» **Exercise**: Whenever a line contains the string "this", copy it out of the entries.

━━━━━━━━━━━━━━━━

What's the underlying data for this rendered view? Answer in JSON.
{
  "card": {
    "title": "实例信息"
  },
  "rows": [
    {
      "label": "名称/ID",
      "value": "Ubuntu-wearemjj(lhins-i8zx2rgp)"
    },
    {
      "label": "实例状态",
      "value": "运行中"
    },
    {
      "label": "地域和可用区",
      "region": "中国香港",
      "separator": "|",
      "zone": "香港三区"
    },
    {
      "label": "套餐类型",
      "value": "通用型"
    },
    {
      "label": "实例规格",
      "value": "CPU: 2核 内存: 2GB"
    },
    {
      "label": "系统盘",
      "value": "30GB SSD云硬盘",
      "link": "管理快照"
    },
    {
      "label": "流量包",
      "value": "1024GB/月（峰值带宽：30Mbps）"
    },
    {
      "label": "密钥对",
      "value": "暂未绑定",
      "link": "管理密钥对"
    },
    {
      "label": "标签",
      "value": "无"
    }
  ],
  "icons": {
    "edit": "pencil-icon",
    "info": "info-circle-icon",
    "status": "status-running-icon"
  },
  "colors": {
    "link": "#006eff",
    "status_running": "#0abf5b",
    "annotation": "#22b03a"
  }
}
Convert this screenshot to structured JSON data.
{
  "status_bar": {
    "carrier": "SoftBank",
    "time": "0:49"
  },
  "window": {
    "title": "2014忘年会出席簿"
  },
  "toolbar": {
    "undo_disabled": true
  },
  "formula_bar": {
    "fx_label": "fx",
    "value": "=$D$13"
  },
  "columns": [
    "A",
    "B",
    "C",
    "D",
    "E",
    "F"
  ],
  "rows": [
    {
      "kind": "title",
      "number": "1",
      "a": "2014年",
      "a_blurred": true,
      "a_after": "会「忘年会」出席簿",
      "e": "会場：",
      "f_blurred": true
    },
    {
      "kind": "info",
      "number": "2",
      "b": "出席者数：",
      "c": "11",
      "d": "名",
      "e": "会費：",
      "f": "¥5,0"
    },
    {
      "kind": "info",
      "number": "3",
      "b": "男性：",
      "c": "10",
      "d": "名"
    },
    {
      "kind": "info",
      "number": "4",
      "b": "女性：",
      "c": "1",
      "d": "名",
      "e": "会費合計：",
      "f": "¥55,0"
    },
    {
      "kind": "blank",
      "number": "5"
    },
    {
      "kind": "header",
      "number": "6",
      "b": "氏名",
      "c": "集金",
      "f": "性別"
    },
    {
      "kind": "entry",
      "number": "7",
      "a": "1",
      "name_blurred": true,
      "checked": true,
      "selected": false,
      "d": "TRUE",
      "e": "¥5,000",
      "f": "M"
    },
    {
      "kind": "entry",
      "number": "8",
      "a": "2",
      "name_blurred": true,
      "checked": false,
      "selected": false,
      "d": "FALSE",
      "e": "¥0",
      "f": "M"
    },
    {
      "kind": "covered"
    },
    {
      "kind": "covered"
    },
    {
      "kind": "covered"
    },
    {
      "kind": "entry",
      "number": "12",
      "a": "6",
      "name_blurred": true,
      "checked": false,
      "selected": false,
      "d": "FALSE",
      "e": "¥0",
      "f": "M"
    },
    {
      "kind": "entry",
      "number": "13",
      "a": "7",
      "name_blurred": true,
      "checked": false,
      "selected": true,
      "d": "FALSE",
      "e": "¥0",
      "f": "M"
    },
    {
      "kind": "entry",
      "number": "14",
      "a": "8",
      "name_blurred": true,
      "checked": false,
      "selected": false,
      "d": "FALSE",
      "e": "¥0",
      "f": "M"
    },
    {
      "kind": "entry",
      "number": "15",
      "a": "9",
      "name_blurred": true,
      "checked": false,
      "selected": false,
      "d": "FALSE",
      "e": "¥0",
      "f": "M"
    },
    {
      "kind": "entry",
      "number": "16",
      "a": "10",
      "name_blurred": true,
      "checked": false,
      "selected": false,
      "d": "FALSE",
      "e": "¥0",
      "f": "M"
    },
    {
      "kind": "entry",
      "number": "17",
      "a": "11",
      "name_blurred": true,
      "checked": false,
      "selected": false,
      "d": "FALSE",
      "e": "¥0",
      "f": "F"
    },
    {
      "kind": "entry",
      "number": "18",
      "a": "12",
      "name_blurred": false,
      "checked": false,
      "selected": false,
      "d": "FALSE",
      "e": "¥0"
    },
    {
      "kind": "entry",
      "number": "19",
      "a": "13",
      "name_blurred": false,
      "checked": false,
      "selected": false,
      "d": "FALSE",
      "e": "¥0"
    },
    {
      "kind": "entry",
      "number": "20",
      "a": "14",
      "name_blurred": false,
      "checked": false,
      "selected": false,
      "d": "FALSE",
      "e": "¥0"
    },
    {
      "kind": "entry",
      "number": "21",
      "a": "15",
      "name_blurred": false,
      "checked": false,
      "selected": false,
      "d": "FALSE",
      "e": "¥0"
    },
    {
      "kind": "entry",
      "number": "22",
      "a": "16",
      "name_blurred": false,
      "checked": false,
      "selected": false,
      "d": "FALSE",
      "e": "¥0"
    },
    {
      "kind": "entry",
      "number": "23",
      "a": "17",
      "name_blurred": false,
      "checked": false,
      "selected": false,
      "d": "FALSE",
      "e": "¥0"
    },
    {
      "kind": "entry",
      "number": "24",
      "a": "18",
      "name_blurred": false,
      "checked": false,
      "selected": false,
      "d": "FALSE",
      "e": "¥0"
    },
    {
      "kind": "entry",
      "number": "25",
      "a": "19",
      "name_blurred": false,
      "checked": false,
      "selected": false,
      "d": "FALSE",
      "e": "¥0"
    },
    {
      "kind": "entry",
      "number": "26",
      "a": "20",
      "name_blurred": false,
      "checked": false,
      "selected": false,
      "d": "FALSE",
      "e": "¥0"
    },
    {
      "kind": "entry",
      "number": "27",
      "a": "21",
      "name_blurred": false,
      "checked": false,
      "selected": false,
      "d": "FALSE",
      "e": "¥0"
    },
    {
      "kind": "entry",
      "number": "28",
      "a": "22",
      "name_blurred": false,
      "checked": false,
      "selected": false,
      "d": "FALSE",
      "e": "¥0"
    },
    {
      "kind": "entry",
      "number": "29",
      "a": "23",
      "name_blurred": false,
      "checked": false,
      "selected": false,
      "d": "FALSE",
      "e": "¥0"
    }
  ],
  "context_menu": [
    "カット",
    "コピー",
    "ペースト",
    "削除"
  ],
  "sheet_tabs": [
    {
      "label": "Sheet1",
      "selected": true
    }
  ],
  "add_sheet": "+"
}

━━━━━━━━━━━━━━━━

» **Exercise response**:
What's the underlying data for this rendered view? Answer in JSON.
Convert this screenshot to structured JSON data.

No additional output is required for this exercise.